* Brief: Report how many lines below contain the word "spécialités". Give only the number.
-- BEGIN Record set --
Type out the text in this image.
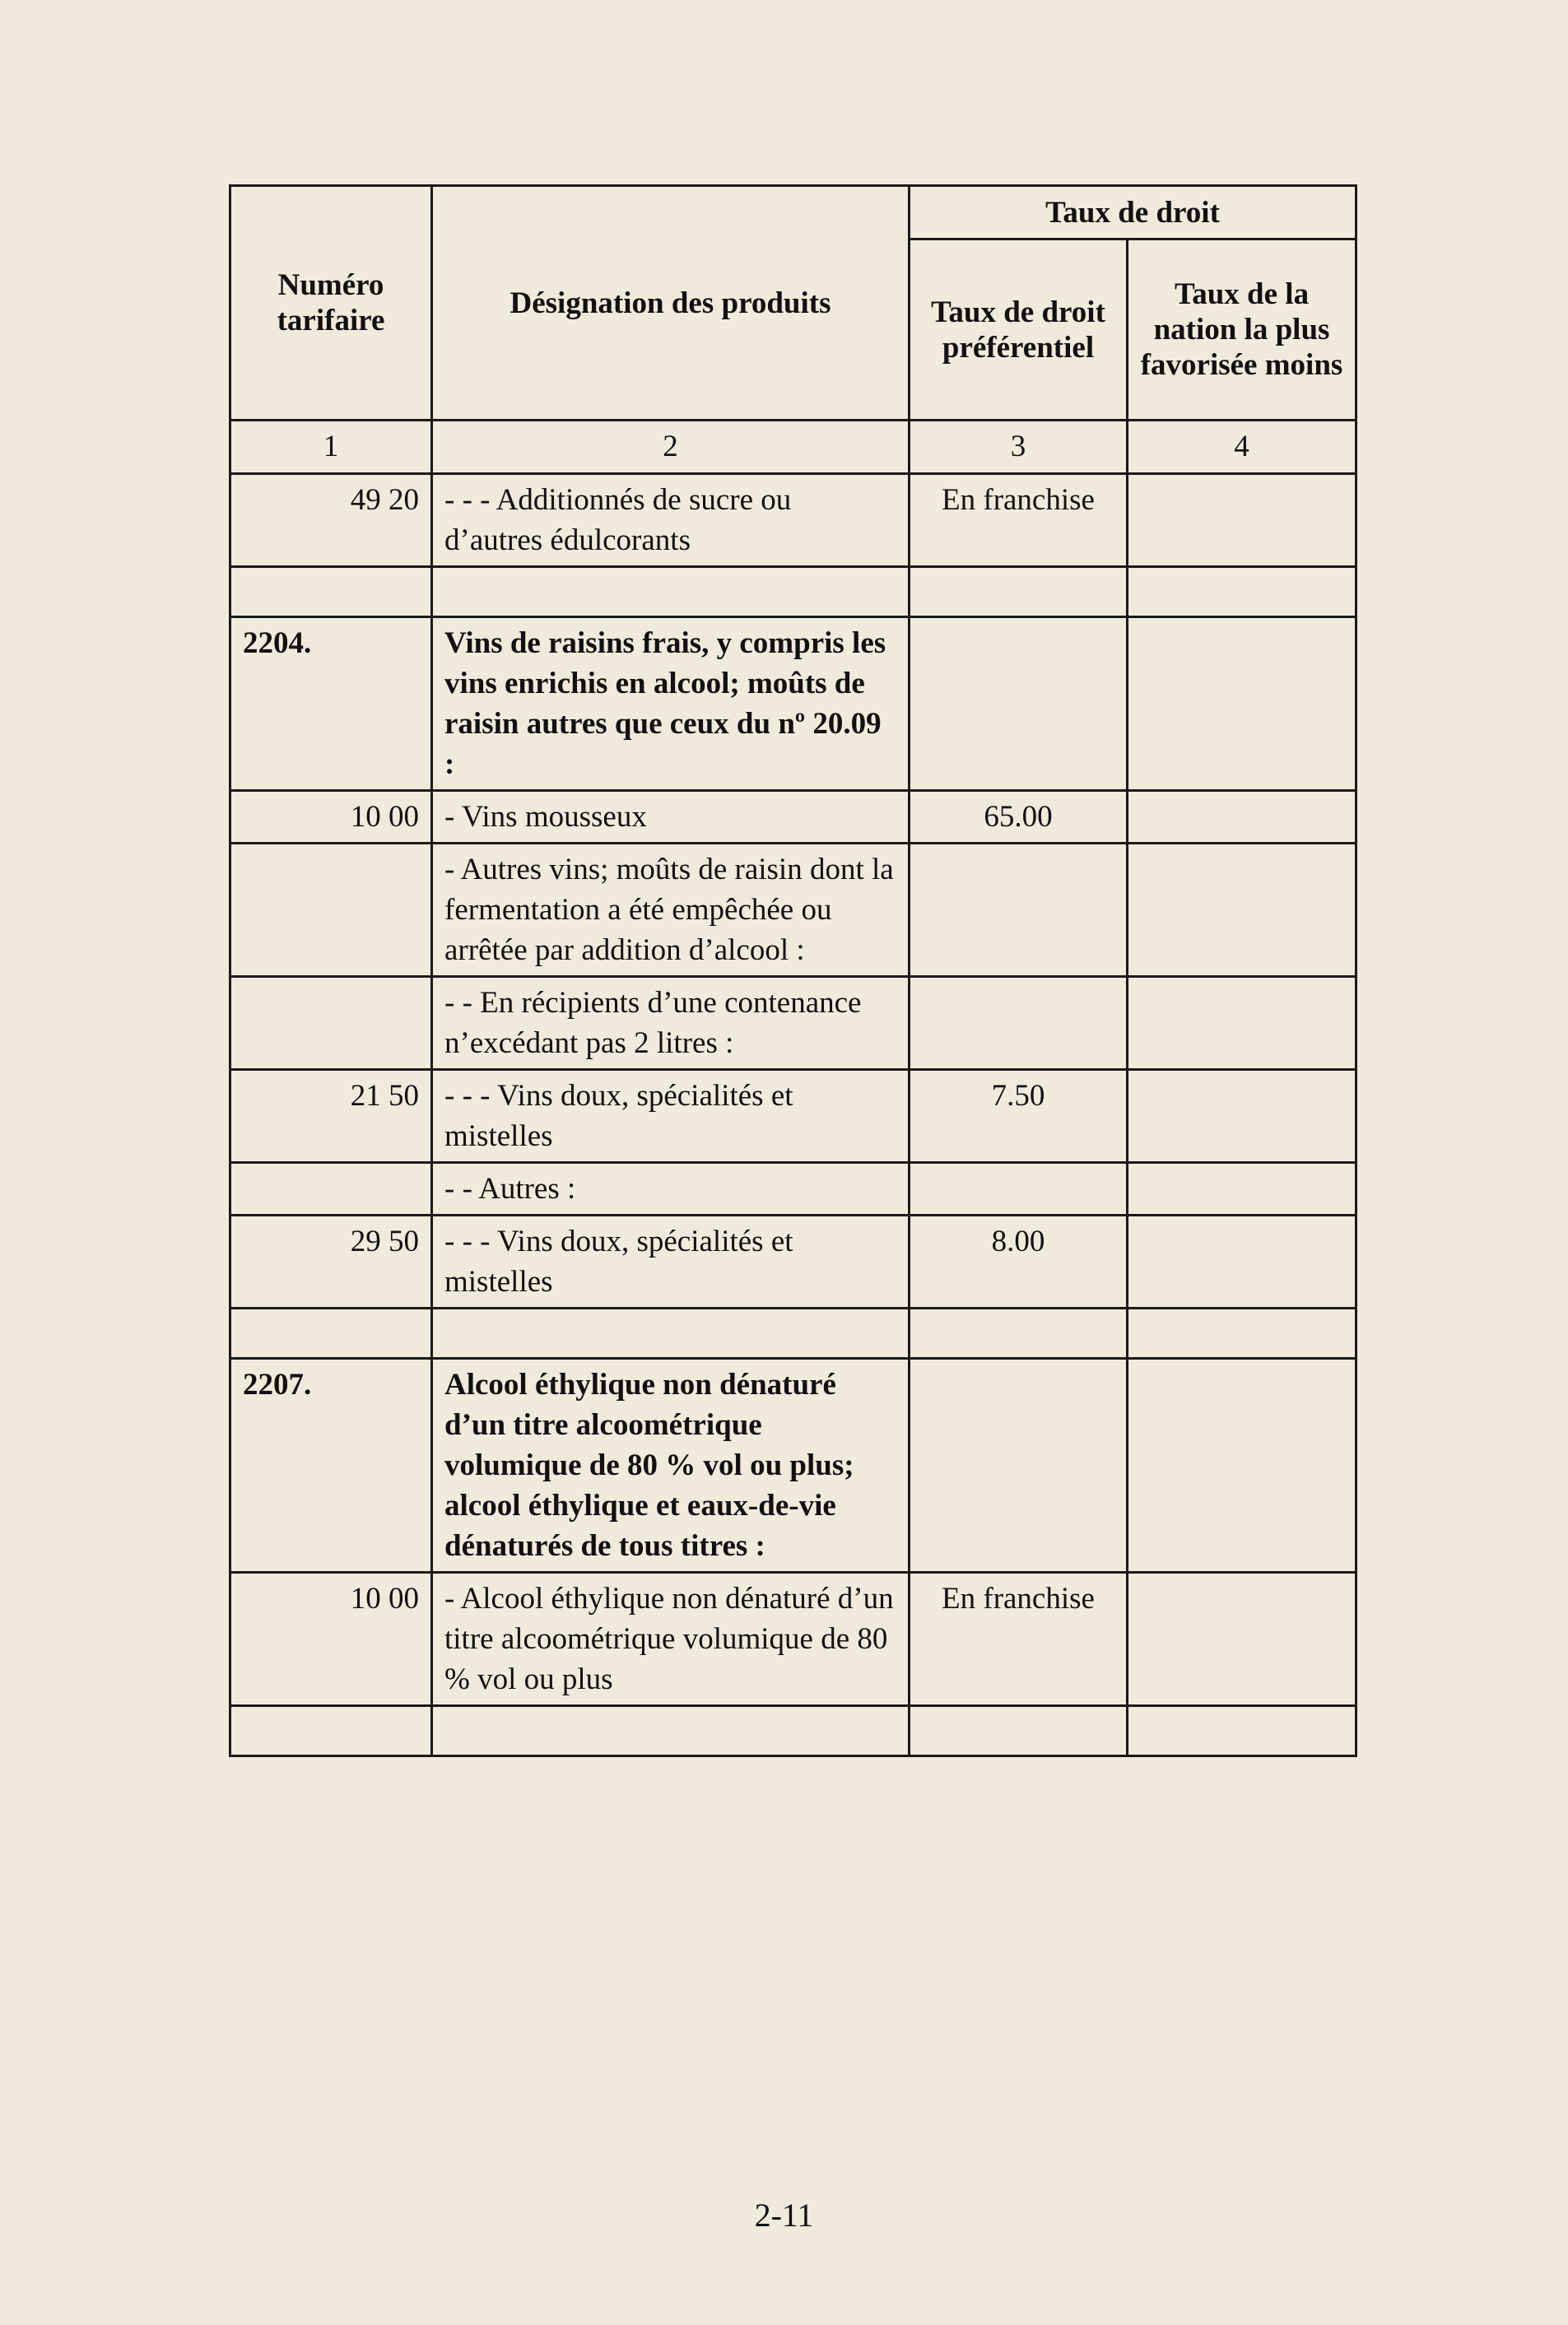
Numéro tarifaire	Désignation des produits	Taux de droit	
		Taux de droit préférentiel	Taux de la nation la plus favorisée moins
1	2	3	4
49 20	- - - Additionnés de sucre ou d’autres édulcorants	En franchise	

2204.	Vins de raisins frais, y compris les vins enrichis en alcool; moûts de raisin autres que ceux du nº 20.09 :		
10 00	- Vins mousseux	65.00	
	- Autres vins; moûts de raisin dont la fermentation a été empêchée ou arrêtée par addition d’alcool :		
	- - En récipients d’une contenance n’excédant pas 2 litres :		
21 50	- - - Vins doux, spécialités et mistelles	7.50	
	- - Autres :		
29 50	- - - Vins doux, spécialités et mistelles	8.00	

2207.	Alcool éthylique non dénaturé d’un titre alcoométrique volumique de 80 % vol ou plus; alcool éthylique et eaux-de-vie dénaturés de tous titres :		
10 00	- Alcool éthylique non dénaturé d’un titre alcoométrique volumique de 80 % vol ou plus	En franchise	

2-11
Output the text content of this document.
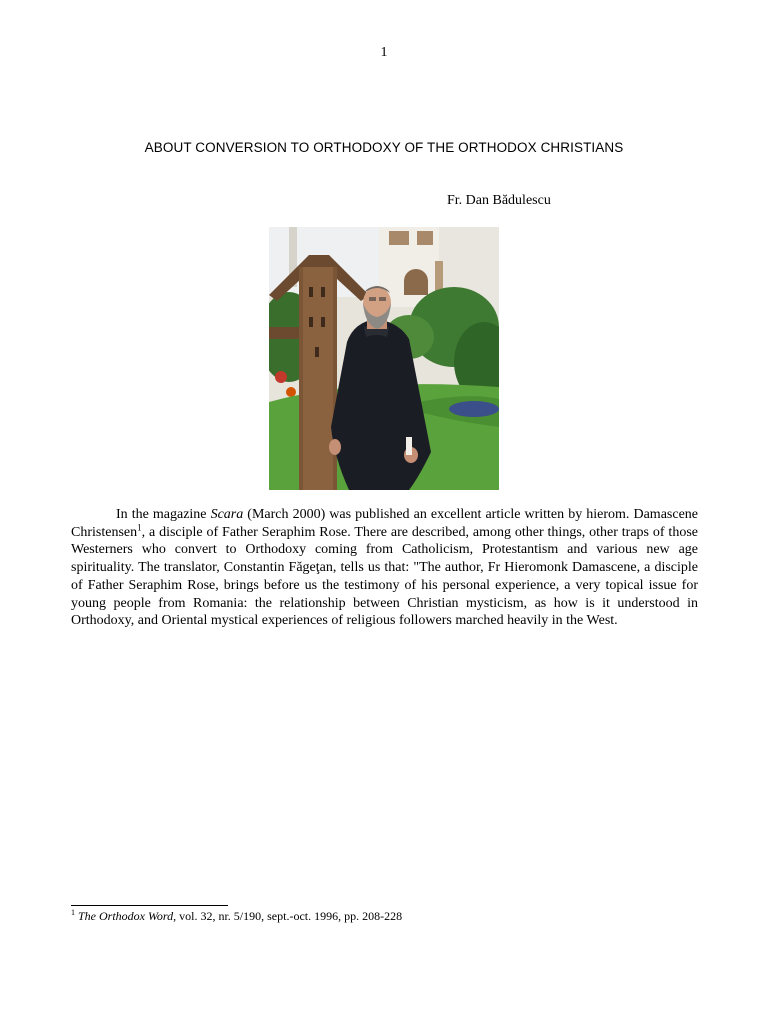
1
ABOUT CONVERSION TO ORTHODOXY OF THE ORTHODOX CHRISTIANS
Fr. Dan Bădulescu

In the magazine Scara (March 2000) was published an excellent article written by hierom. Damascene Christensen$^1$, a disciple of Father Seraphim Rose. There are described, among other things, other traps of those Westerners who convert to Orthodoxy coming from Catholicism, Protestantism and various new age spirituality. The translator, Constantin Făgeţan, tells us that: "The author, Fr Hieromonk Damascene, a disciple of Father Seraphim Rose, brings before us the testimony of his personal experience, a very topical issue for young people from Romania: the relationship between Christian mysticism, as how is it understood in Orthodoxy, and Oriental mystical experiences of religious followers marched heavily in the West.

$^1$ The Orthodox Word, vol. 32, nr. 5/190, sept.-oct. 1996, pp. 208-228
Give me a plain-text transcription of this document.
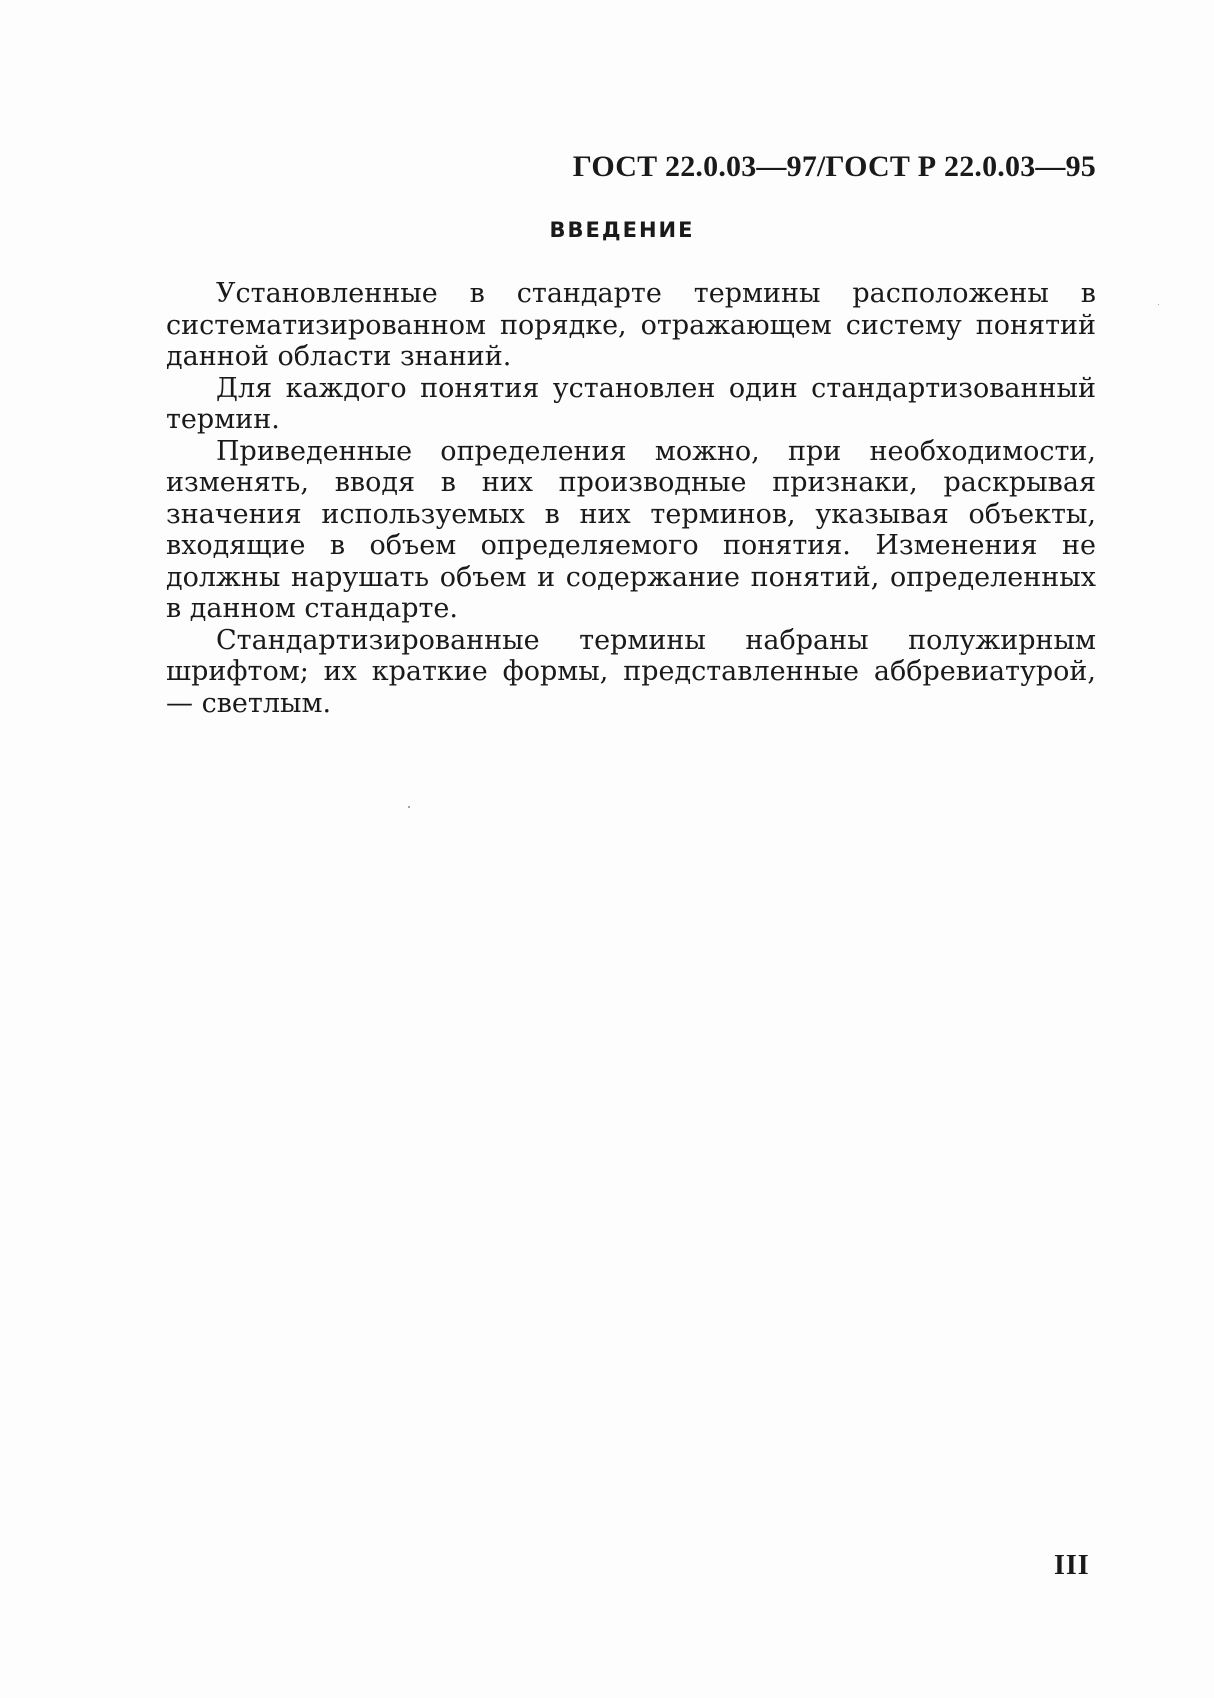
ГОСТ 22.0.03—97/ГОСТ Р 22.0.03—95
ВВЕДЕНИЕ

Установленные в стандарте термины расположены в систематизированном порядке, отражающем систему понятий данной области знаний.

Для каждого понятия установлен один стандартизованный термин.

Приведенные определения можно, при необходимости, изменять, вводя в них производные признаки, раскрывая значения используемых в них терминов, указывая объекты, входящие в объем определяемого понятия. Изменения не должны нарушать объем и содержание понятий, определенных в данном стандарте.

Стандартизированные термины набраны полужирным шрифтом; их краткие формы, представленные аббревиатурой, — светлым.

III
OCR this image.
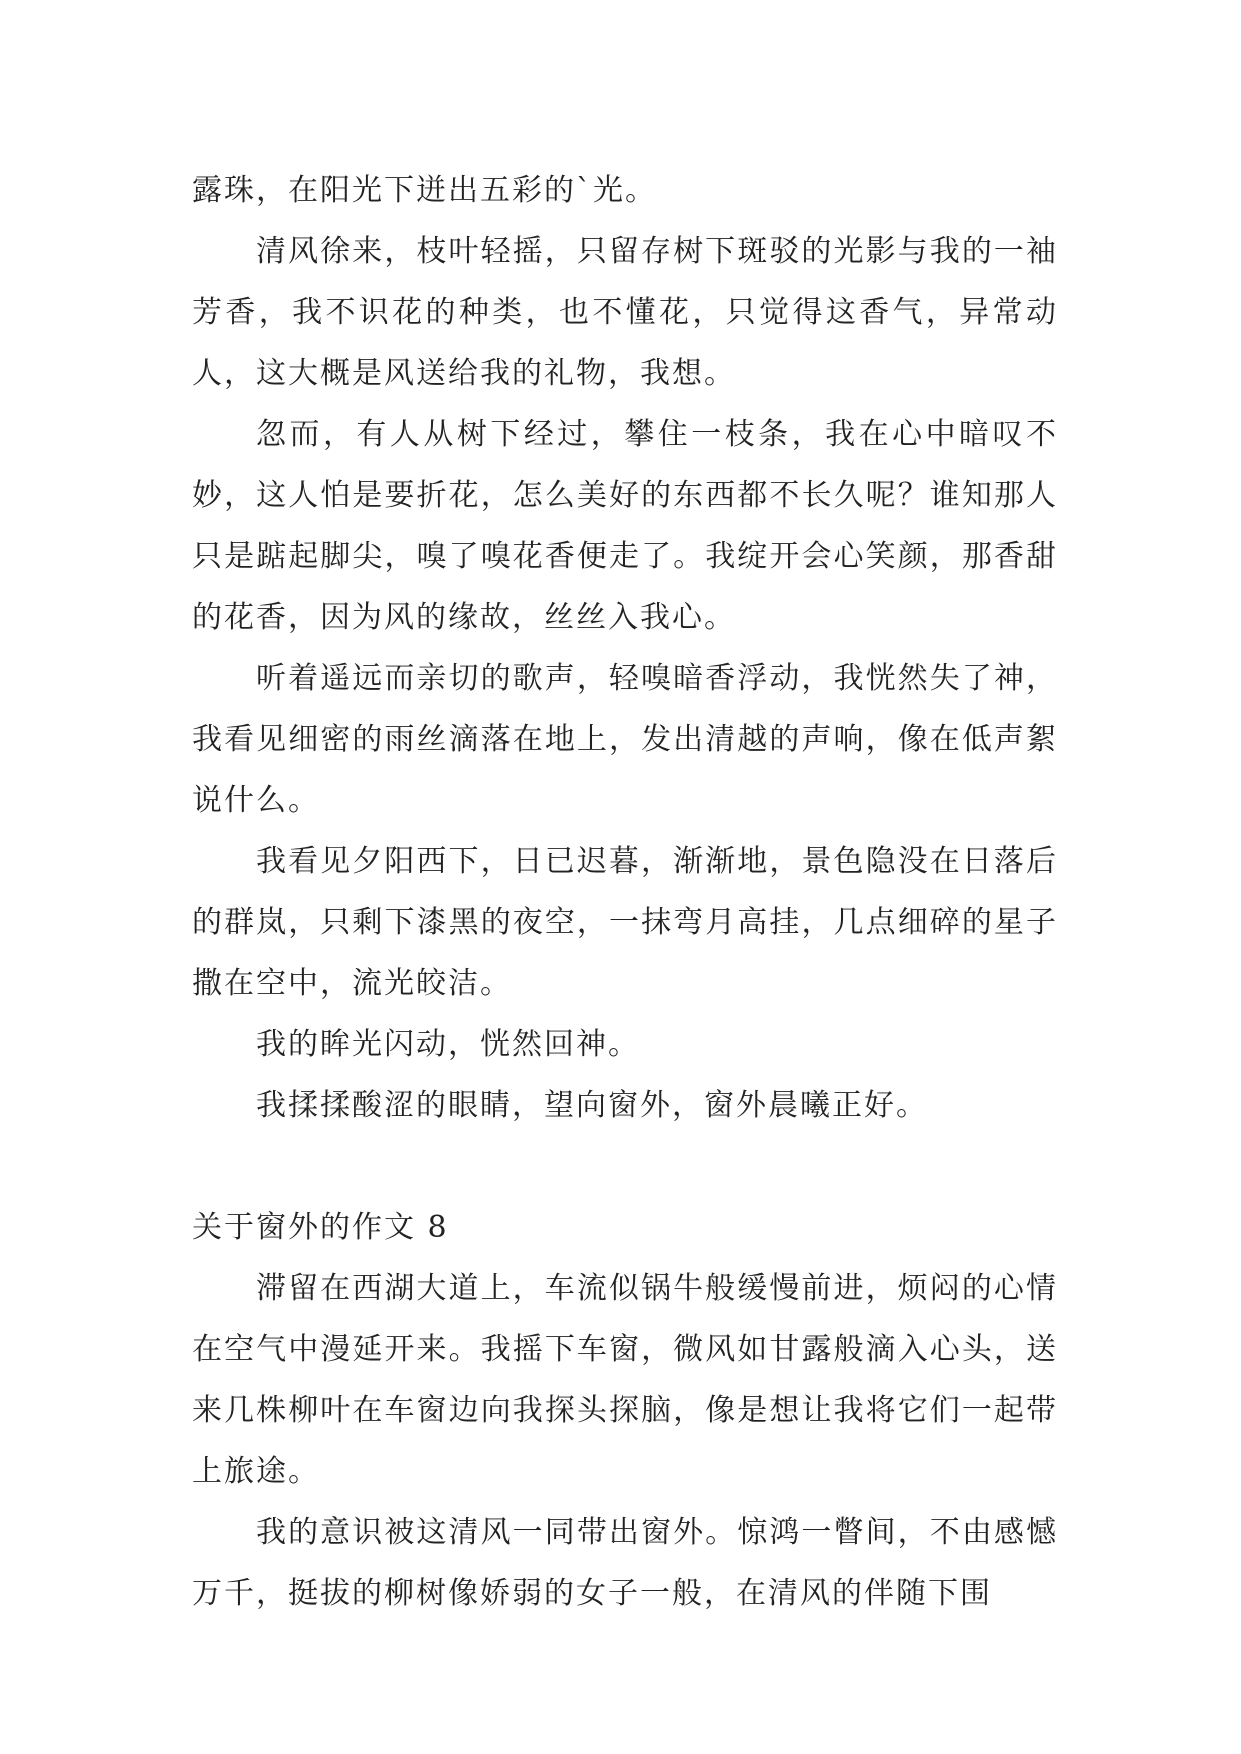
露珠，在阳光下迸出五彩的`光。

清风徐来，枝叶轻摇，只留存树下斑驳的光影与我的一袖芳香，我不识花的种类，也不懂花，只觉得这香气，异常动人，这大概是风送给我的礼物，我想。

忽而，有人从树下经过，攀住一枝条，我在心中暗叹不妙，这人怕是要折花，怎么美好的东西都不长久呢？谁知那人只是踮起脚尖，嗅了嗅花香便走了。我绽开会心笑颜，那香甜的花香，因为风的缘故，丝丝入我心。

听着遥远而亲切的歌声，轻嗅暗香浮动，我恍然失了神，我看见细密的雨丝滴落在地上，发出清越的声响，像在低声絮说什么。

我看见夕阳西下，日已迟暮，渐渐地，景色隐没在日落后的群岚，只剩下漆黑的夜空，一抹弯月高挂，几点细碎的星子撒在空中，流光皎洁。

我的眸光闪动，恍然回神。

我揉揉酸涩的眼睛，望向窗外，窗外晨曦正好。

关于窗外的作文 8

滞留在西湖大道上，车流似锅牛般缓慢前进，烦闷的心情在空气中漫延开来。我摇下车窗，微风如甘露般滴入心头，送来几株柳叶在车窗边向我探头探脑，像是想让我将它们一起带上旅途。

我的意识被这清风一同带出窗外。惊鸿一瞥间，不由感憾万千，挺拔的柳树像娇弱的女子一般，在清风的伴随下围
-- END Record set --
* Correct output: 2